== Your instructions ==
Without skipping anything, write out each record below exactly.

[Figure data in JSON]
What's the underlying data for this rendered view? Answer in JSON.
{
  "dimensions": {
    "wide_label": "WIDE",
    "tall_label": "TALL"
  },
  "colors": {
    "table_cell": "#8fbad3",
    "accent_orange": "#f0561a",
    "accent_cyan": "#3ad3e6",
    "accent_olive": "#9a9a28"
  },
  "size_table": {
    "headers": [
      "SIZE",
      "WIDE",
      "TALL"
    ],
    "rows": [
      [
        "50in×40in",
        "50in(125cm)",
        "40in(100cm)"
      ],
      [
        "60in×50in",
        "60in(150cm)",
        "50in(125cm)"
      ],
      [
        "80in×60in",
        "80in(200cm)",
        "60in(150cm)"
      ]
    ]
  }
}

== Completed task ==
What's the underlying data for this rendered view? Answer in JSON.
{
  "dimensions": {
    "wide_label": "WIDE",
    "tall_label": "TALL"
  },
  "colors": {
    "table_cell": "#8fbad3",
    "accent_orange": "#f0561a",
    "accent_cyan": "#3ad3e6",
    "accent_olive": "#9a9a28"
  },
  "size_table": {
    "headers": [
      "SIZE",
      "WIDE",
      "TALL"
    ],
    "rows": [
      [
        "50in×40in",
        "50in(125cm)",
        "40in(100cm)"
      ],
      [
        "60in×50in",
        "60in(150cm)",
        "50in(125cm)"
      ],
      [
        "80in×60in",
        "80in(200cm)",
        "60in(150cm)"
      ]
    ]
  }
}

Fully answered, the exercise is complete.